> _Work item_: From the material below, return every line that includes "Intensivpatienten".

> _Exercise input_:
##############################

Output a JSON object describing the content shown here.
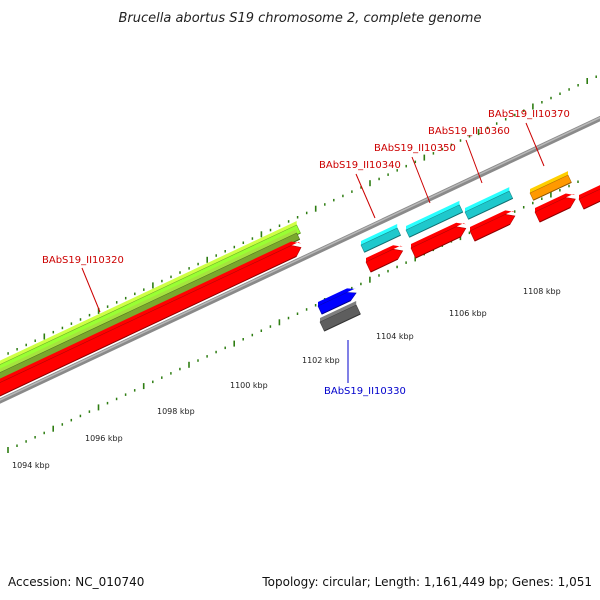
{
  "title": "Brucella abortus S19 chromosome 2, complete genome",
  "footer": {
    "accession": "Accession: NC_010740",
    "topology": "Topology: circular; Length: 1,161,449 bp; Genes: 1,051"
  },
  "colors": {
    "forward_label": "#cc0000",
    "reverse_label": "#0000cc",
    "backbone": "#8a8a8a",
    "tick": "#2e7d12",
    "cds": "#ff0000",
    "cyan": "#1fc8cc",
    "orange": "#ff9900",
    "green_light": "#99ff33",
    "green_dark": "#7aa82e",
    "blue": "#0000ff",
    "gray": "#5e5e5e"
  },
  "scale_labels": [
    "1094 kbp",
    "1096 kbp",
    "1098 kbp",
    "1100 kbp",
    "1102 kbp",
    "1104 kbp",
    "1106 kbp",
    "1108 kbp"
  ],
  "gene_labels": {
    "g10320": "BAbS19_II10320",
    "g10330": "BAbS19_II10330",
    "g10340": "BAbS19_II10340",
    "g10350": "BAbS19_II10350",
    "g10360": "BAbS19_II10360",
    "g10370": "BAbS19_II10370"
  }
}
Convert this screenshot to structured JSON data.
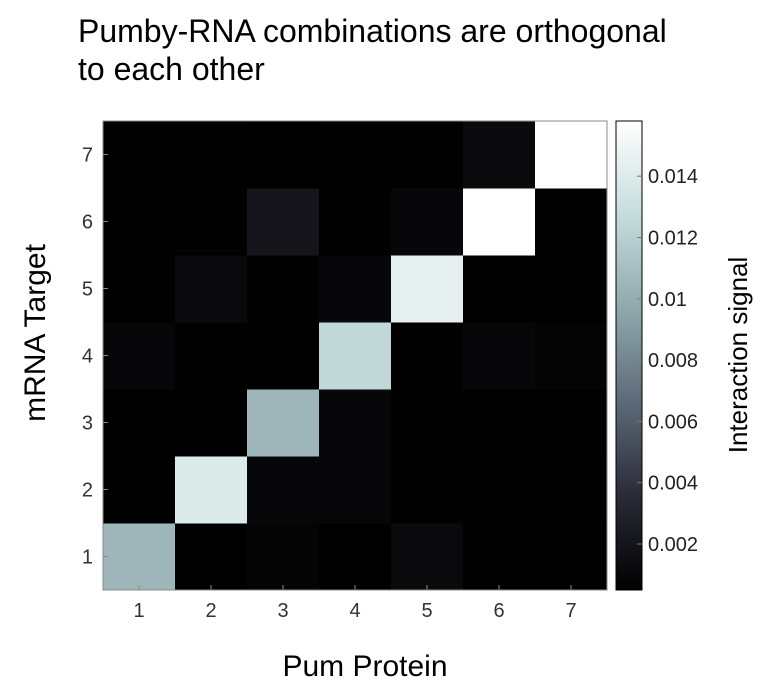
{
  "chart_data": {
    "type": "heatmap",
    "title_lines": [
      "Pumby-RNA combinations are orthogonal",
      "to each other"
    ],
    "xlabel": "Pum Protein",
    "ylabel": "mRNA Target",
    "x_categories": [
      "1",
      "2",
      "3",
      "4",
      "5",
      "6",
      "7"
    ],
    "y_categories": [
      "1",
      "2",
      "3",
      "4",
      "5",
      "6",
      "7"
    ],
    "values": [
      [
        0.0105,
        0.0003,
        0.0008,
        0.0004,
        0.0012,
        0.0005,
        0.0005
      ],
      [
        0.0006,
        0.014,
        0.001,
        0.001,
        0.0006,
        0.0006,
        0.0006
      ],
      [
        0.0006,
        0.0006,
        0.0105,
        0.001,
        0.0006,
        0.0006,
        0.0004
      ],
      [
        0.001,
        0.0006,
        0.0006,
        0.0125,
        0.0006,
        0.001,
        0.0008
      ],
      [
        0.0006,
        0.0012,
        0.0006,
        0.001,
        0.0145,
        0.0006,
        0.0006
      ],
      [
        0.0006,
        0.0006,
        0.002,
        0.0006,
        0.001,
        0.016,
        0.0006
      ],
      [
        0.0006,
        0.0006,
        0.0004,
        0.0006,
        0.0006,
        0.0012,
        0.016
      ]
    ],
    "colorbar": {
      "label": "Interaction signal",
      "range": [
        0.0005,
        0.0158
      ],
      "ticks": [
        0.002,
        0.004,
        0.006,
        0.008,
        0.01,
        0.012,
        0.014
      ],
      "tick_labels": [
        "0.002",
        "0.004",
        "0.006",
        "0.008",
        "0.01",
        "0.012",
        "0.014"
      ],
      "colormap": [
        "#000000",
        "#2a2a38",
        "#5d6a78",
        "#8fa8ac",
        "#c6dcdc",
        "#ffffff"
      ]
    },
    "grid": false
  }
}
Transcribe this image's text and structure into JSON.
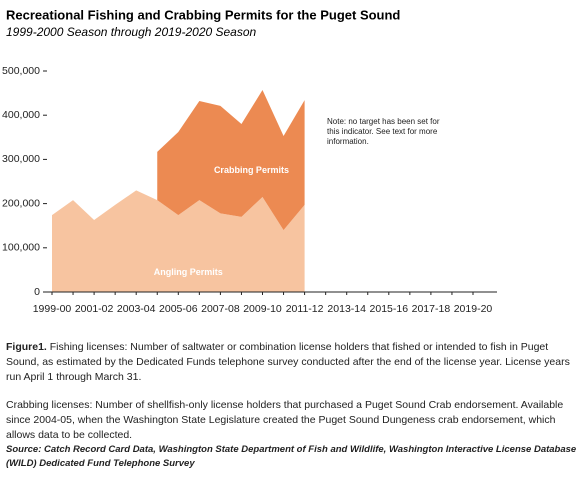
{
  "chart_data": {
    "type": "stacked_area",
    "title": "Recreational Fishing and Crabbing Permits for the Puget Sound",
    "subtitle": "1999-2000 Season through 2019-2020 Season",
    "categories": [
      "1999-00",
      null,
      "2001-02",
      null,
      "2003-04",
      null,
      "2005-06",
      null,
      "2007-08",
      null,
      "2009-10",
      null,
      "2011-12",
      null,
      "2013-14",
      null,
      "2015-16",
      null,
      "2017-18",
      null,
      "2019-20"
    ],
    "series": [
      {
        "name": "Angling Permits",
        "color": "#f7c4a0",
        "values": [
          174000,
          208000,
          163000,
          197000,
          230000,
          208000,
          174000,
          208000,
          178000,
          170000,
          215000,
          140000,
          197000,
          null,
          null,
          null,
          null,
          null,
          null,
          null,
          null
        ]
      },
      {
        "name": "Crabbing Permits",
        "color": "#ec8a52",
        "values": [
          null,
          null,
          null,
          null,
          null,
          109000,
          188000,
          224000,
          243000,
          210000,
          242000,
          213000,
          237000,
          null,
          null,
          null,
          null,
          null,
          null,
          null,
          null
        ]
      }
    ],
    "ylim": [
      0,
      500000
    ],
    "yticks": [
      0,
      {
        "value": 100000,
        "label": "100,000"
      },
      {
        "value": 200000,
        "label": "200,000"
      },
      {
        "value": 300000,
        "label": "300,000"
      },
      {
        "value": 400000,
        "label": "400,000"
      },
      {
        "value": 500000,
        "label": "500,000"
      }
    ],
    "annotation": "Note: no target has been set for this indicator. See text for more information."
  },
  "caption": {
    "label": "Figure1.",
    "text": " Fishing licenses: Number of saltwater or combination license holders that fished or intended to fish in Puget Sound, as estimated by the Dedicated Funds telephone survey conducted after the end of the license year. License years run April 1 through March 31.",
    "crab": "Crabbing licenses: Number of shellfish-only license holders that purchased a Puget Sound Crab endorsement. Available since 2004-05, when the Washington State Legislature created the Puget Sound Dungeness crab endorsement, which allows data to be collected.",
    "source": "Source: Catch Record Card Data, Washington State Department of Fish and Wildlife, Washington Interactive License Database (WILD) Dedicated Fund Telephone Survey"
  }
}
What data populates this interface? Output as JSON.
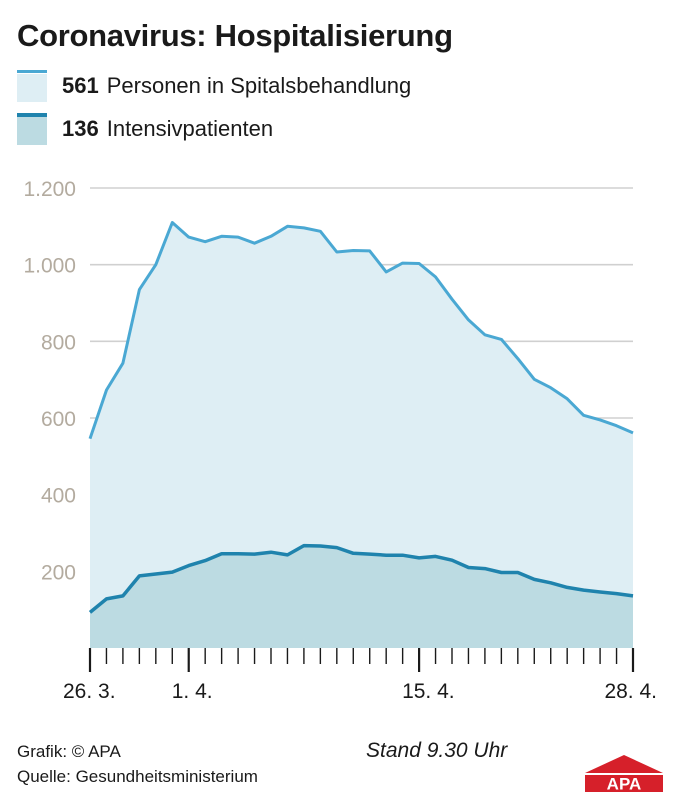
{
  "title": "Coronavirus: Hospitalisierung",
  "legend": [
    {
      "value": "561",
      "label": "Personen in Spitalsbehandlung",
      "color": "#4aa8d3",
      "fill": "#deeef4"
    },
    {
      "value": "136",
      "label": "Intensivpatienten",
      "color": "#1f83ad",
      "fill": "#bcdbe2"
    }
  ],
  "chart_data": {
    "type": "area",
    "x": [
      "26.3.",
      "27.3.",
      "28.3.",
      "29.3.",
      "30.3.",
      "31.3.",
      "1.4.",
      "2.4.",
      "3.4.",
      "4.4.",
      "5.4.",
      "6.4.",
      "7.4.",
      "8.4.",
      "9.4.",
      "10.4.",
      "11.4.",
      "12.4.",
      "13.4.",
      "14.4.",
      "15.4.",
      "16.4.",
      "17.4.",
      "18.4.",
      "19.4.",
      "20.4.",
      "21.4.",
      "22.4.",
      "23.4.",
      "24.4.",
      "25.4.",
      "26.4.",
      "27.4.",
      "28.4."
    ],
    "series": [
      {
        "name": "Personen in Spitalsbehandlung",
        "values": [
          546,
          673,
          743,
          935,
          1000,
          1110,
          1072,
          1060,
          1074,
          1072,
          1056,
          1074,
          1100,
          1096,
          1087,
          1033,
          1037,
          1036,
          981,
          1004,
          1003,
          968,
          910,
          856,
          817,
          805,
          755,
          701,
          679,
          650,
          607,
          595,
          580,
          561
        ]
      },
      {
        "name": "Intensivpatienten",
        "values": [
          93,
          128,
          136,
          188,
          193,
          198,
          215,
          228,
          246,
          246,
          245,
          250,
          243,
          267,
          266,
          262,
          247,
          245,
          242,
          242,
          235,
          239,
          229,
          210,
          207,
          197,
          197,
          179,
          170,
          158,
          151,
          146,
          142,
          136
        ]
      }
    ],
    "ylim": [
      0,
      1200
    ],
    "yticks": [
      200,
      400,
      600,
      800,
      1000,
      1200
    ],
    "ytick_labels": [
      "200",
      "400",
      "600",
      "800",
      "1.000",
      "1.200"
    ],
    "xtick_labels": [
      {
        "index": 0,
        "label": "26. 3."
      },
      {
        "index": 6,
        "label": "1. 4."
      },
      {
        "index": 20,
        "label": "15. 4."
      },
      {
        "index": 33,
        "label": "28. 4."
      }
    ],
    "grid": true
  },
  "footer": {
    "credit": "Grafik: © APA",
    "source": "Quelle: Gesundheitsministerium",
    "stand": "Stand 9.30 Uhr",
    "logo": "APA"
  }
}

##############################

> _Exercise answer_:
      "label": "Intensivpatienten",
        "name": "Intensivpatienten",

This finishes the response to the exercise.